**Your instructions:**
For each line that holds "text", copy the line out.

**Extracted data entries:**
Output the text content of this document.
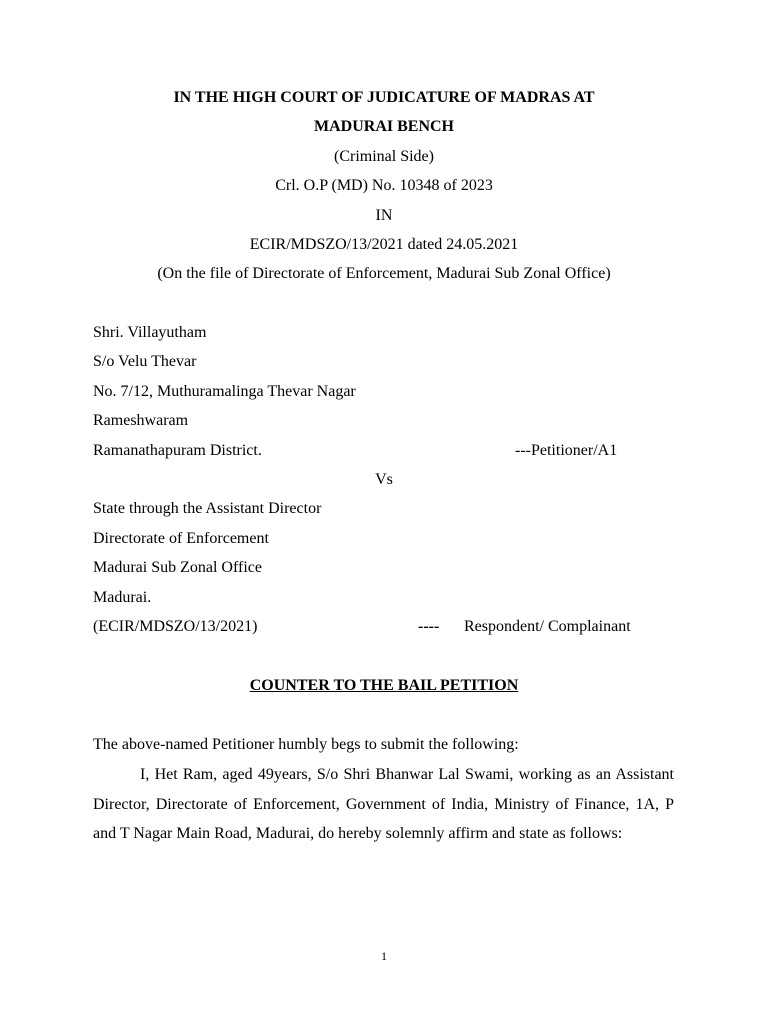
IN THE HIGH COURT OF JUDICATURE OF MADRAS AT
MADURAI BENCH
(Criminal Side)
Crl. O.P (MD) No. 10348 of 2023
IN
ECIR/MDSZO/13/2021 dated 24.05.2021
(On the file of Directorate of Enforcement, Madurai Sub Zonal Office)
Shri. Villayutham
S/o Velu Thevar
No. 7/12, Muthuramalinga Thevar Nagar
Rameshwaram
Ramanathapuram District.	---Petitioner/A1
Vs
State through the Assistant Director
Directorate of Enforcement
Madurai Sub Zonal Office
Madurai.
(ECIR/MDSZO/13/2021)	---- Respondent/ Complainant
COUNTER TO THE BAIL PETITION
The above-named Petitioner humbly begs to submit the following:
I, Het Ram, aged 49years, S/o Shri Bhanwar Lal Swami, working as an Assistant Director, Directorate of Enforcement, Government of India, Ministry of Finance, 1A, P and T Nagar Main Road, Madurai, do hereby solemnly affirm and state as follows:
1
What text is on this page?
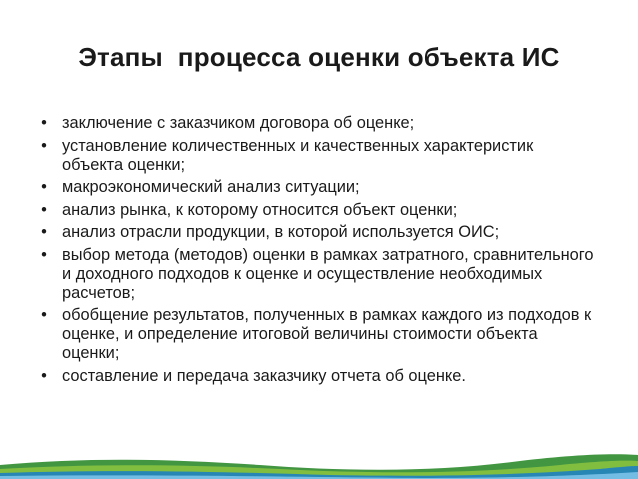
Этапы  процесса оценки объекта ИС
• заключение с заказчиком договора об оценке;
• установление количественных и качественных характеристик объекта оценки;
• макроэкономический анализ ситуации;
• анализ рынка, к которому относится объект оценки;
• анализ отрасли продукции, в которой используется ОИС;
• выбор метода (методов) оценки в рамках затратного, сравнительного и доходного подходов к оценке и осуществление необходимых расчетов;
• обобщение результатов, полученных в рамках каждого из подходов к оценке, и определение итоговой величины стоимости объекта оценки;
• составление и передача заказчику отчета об оценке.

**Written solution:**
Output the text content of this document.
What text is on this page?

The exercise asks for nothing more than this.